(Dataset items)
::::

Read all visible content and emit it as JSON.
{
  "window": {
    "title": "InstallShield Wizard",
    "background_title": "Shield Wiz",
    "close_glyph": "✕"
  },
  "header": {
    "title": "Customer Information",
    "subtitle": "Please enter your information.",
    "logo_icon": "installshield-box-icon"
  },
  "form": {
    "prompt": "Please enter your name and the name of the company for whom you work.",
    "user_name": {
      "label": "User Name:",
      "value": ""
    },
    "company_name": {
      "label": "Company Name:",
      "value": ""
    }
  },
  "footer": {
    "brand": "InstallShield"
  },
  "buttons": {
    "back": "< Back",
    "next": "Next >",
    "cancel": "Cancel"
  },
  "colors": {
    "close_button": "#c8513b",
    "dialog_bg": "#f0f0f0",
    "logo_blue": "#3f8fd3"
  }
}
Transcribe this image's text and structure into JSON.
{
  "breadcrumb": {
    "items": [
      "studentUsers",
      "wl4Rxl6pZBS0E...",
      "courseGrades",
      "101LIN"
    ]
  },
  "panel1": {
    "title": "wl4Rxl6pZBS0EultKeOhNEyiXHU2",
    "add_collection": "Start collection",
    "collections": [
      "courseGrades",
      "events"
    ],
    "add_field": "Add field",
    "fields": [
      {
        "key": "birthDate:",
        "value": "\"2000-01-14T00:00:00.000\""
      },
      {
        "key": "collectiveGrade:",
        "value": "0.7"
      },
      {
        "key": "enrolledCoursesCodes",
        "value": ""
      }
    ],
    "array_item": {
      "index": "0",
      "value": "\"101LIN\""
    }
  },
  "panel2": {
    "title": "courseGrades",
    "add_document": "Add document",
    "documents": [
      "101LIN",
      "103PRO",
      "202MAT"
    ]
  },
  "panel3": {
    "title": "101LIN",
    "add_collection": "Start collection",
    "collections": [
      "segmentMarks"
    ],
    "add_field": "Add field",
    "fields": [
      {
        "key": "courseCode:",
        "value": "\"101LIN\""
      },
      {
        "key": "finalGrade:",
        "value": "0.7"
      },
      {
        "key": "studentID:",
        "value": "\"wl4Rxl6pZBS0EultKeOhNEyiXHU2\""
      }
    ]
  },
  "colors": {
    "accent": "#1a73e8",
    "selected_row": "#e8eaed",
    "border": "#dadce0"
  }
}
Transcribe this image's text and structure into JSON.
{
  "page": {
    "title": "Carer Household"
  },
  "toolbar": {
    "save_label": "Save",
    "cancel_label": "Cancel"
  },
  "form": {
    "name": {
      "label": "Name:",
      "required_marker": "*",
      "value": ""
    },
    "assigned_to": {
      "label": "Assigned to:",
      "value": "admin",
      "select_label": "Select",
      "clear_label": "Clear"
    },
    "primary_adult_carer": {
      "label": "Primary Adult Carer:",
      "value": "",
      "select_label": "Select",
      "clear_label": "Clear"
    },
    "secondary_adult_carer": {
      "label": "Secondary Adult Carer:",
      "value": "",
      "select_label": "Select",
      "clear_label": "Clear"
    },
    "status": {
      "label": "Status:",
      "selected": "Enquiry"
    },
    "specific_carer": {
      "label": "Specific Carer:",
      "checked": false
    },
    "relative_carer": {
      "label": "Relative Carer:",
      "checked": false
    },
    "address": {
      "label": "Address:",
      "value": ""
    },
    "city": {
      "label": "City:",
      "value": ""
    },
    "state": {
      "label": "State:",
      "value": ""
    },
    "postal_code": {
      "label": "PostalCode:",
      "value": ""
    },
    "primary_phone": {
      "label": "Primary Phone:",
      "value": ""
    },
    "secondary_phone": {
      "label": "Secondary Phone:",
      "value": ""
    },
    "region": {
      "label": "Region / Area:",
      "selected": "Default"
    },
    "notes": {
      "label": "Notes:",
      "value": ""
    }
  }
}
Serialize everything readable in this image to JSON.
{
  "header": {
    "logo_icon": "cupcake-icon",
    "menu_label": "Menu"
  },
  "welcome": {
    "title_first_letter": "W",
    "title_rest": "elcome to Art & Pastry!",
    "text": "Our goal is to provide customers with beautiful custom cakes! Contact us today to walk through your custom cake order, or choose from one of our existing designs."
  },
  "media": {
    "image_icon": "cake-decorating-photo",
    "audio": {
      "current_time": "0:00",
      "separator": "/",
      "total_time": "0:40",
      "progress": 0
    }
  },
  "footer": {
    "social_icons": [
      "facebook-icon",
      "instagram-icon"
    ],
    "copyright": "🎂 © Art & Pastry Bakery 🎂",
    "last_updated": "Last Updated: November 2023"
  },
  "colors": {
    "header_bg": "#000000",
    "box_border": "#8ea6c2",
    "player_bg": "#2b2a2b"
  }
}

::::

What is expected — Quote each line of the data above exactly as written.

Output for this exercise —
Read all visible content and emit it as JSON.
{
  "window": {
    "title": "InstallShield Wizard",
    "background_title": "Shield Wiz",
    "close_glyph": "✕"
  },
  "header": {
    "title": "Customer Information",
    "subtitle": "Please enter your information.",
    "logo_icon": "installshield-box-icon"
  },
  "form": {
    "prompt": "Please enter your name and the name of the company for whom you work.",
    "user_name": {
      "label": "User Name:",
      "value": ""
    },
    "company_name": {
      "label": "Company Name:",
      "value": ""
    }
  },
  "footer": {
    "brand": "InstallShield"
  },
  "buttons": {
    "back": "< Back",
    "next": "Next >",
    "cancel": "Cancel"
  },
  "colors": {
    "close_button": "#c8513b",
    "dialog_bg": "#f0f0f0",
    "logo_blue": "#3f8fd3"
  }
}
Transcribe this image's text and structure into JSON.
{
  "breadcrumb": {
    "items": [
      "studentUsers",
      "wl4Rxl6pZBS0E...",
      "courseGrades",
      "101LIN"
    ]
  },
  "panel1": {
    "title": "wl4Rxl6pZBS0EultKeOhNEyiXHU2",
    "add_collection": "Start collection",
    "collections": [
      "courseGrades",
      "events"
    ],
    "add_field": "Add field",
    "fields": [
      {
        "key": "birthDate:",
        "value": "\"2000-01-14T00:00:00.000\""
      },
      {
        "key": "collectiveGrade:",
        "value": "0.7"
      },
      {
        "key": "enrolledCoursesCodes",
        "value": ""
      }
    ],
    "array_item": {
      "index": "0",
      "value": "\"101LIN\""
    }
  },
  "panel2": {
    "title": "courseGrades",
    "add_document": "Add document",
    "documents": [
      "101LIN",
      "103PRO",
      "202MAT"
    ]
  },
  "panel3": {
    "title": "101LIN",
    "add_collection": "Start collection",
    "collections": [
      "segmentMarks"
    ],
    "add_field": "Add field",
    "fields": [
      {
        "key": "courseCode:",
        "value": "\"101LIN\""
      },
      {
        "key": "finalGrade:",
        "value": "0.7"
      },
      {
        "key": "studentID:",
        "value": "\"wl4Rxl6pZBS0EultKeOhNEyiXHU2\""
      }
    ]
  },
  "colors": {
    "accent": "#1a73e8",
    "selected_row": "#e8eaed",
    "border": "#dadce0"
  }
}
Transcribe this image's text and structure into JSON.
{
  "page": {
    "title": "Carer Household"
  },
  "toolbar": {
    "save_label": "Save",
    "cancel_label": "Cancel"
  },
  "form": {
    "name": {
      "label": "Name:",
      "required_marker": "*",
      "value": ""
    },
    "assigned_to": {
      "label": "Assigned to:",
      "value": "admin",
      "select_label": "Select",
      "clear_label": "Clear"
    },
    "primary_adult_carer": {
      "label": "Primary Adult Carer:",
      "value": "",
      "select_label": "Select",
      "clear_label": "Clear"
    },
    "secondary_adult_carer": {
      "label": "Secondary Adult Carer:",
      "value": "",
      "select_label": "Select",
      "clear_label": "Clear"
    },
    "status": {
      "label": "Status:",
      "selected": "Enquiry"
    },
    "specific_carer": {
      "label": "Specific Carer:",
      "checked": false
    },
    "relative_carer": {
      "label": "Relative Carer:",
      "checked": false
    },
    "address": {
      "label": "Address:",
      "value": ""
    },
    "city": {
      "label": "City:",
      "value": ""
    },
    "state": {
      "label": "State:",
      "value": ""
    },
    "postal_code": {
      "label": "PostalCode:",
      "value": ""
    },
    "primary_phone": {
      "label": "Primary Phone:",
      "value": ""
    },
    "secondary_phone": {
      "label": "Secondary Phone:",
      "value": ""
    },
    "region": {
      "label": "Region / Area:",
      "selected": "Default"
    },
    "notes": {
      "label": "Notes:",
      "value": ""
    }
  }
}
Serialize everything readable in this image to JSON.
{
  "header": {
    "logo_icon": "cupcake-icon",
    "menu_label": "Menu"
  },
  "welcome": {
    "title_first_letter": "W",
    "title_rest": "elcome to Art & Pastry!",
    "text": "Our goal is to provide customers with beautiful custom cakes! Contact us today to walk through your custom cake order, or choose from one of our existing designs."
  },
  "media": {
    "image_icon": "cake-decorating-photo",
    "audio": {
      "current_time": "0:00",
      "separator": "/",
      "total_time": "0:40",
      "progress": 0
    }
  },
  "footer": {
    "social_icons": [
      "facebook-icon",
      "instagram-icon"
    ],
    "copyright": "🎂 © Art & Pastry Bakery 🎂",
    "last_updated": "Last Updated: November 2023"
  },
  "colors": {
    "header_bg": "#000000",
    "box_border": "#8ea6c2",
    "player_bg": "#2b2a2b"
  }
}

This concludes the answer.